== TEKS BACAAN ==
====================

OTT KPK Jaring 7 Orang di Jakarta Termasuk Direksi BUMN

OTT KPK Jaring 7 Orang di Jakarta Termasuk Direksi BUMN

Kabiro Humas KPK Febri Diansyah. (foto - ist)

Jakarta - Sedikitnya 7 orang  dari  berbagai  unsur  terjaring  operasi tangkap  tangan  (OTT)  KPK di Jakarta. KPK menduga. ketujuh orang tersebut terlibat dalam transaksi haram, terkait distribusi pupuk melalui kapal.
 
Salah satunya merupakan direksi dari BUMN. "Unsur yang diamankan dalam OTT termasuk direksi BUMN, swasta," kata Kabiro Humas KPK Febri Diansyah, Rabu (27/3/2019).
 
KPK menduga, mereka yang terlibat dalam transaksi haram. Suap yang terjadi tersebut bukan yang pertama. "OTT terkait transportasi pupuk dengan menggunakan kapal," katanya.
 
Sementara itu, seorang pejabat dari unsur direksi di BUMN terjaring OTT diketahui dari PT Pupuk Indonesia. "Unsur yang diamankan dalam OTT termasuk direksi BUMN, swasta," tegas Febri Diansyah.
 
Mereka ditangkap sejak sore hari. Namun demikian, Febri belum merinci siapa saja yang ditangkap tersebut. Selain itu, KPK juga belum menyebutkan berapa uang yang disita dari OTT itu.

====================

[Data pemahaman dokumen]
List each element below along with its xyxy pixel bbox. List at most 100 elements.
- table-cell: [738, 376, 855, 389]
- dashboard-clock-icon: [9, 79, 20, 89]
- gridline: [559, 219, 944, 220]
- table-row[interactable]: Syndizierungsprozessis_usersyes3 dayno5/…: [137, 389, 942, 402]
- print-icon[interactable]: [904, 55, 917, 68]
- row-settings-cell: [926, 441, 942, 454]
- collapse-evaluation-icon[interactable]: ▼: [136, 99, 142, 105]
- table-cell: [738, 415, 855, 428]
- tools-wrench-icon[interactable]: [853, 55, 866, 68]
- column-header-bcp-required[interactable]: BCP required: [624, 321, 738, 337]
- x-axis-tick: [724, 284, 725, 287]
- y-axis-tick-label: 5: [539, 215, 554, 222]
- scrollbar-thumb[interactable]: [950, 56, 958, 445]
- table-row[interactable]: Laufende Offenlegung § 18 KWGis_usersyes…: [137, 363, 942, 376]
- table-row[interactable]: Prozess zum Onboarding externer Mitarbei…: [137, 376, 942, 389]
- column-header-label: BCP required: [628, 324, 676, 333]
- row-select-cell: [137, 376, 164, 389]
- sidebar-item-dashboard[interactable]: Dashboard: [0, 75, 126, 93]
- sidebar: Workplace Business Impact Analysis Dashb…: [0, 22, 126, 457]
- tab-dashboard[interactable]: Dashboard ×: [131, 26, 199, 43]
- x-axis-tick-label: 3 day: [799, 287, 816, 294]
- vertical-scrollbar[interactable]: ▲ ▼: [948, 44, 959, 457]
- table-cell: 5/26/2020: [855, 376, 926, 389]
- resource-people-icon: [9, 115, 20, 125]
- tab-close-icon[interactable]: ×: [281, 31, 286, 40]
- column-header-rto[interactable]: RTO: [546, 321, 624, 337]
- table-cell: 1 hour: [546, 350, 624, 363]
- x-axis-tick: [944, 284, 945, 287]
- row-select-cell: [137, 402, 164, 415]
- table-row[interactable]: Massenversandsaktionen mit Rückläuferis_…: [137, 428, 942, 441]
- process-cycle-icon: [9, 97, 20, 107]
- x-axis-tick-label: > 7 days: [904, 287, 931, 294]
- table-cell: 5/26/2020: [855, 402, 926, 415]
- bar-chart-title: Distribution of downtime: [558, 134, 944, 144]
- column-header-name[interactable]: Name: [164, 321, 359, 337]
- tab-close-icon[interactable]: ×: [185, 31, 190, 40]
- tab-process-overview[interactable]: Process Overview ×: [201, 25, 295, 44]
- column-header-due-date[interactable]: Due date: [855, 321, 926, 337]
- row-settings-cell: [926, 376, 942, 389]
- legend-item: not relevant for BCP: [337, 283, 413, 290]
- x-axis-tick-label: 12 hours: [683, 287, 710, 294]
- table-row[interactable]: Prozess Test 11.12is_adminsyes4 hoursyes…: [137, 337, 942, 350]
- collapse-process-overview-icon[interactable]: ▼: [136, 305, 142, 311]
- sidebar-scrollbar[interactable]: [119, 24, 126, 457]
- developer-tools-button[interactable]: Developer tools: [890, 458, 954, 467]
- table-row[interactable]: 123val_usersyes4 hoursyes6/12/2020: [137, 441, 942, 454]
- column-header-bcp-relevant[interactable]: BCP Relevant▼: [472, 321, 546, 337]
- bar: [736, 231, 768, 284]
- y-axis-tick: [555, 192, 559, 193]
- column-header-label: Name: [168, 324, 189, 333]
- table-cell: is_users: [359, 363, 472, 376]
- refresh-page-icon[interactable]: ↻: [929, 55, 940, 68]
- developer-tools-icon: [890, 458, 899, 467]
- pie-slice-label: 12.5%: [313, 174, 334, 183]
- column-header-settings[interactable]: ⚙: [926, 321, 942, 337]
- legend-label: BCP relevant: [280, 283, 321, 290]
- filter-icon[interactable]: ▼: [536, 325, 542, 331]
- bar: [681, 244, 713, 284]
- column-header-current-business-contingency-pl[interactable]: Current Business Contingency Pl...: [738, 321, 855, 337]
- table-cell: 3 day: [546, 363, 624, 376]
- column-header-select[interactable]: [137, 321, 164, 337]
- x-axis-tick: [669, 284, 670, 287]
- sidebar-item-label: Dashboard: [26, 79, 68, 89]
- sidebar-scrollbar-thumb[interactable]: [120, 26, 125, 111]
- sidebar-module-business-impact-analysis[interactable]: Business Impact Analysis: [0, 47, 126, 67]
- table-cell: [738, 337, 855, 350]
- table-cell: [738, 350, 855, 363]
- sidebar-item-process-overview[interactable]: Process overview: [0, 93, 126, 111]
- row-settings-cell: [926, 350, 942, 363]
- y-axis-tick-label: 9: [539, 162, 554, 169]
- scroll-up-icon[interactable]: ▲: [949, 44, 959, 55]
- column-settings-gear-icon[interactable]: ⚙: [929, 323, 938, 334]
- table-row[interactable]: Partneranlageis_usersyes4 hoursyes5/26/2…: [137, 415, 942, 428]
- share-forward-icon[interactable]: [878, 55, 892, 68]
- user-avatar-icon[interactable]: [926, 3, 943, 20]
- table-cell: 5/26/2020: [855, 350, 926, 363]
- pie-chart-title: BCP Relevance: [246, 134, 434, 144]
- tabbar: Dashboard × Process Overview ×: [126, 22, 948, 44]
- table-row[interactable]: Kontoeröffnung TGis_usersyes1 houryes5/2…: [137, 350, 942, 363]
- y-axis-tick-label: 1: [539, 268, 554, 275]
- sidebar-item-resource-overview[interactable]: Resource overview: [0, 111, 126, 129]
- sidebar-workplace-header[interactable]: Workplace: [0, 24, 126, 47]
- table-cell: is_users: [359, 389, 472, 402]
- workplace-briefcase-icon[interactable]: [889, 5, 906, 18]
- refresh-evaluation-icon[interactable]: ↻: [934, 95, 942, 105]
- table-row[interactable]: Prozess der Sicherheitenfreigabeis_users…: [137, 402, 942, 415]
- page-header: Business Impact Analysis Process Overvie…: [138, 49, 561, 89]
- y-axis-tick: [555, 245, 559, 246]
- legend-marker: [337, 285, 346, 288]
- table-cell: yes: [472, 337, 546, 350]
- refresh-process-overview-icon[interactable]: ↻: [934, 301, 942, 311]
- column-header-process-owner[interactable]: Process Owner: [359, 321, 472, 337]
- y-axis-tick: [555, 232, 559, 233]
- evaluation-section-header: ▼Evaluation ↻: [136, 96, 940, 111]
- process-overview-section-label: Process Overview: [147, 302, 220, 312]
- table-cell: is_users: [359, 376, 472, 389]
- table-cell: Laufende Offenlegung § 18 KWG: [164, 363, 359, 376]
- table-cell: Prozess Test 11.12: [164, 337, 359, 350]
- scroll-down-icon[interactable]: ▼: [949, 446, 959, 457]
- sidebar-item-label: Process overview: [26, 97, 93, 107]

====================

== PETUNJUK TUGAS 1 ==
Menurut teks berita tentang OTT KPK, berapa orang yang terjaring operasi tangkap tangan di Jakarta?
== PETUNJUK TUGAS 2 ==
Lanjutkan teks berita tentang OTT KPK mulai setelah kalimat terakhirnya.

== JAWABAN TERTULIS 1 ==
Sedikitnya 7 orang.

== JAWABAN TERTULIS 2 ==
 
KPK memiliki waktu 1 x 24 jam untuk melakukan pemeriksaan terhadap mereka yang ditangkap sebelum menentukan status hukumnya. Saat ini mereka yang terjaring OTT itu masih sebagai terperiksa.
 
Febri Diansyah menegaskan, sejauh ini tidak ada anggota DPR yang ditangkap dalam operasi tangkap tangan yang dilakukan malam tadi. "Dari tujuh orang diamankan tidak ada anggota DPR RI," katanya.
 
Adapun pihak yang ditangkap oleh lembaga antirasuah tersebut terdiri atas direksi BUMN, pihak swasta dan pengemudi. "Tiga unsur tersebut sehingga secara  keseluruhan mencapai tujuh orang,” tambah Febri. Sejauh ini, penyidik KPK masih melakukan pemeriksaan secara intensif terhadap ketujuh orang tersebut, yang diamankan dalam OTT. (Jr.)**
.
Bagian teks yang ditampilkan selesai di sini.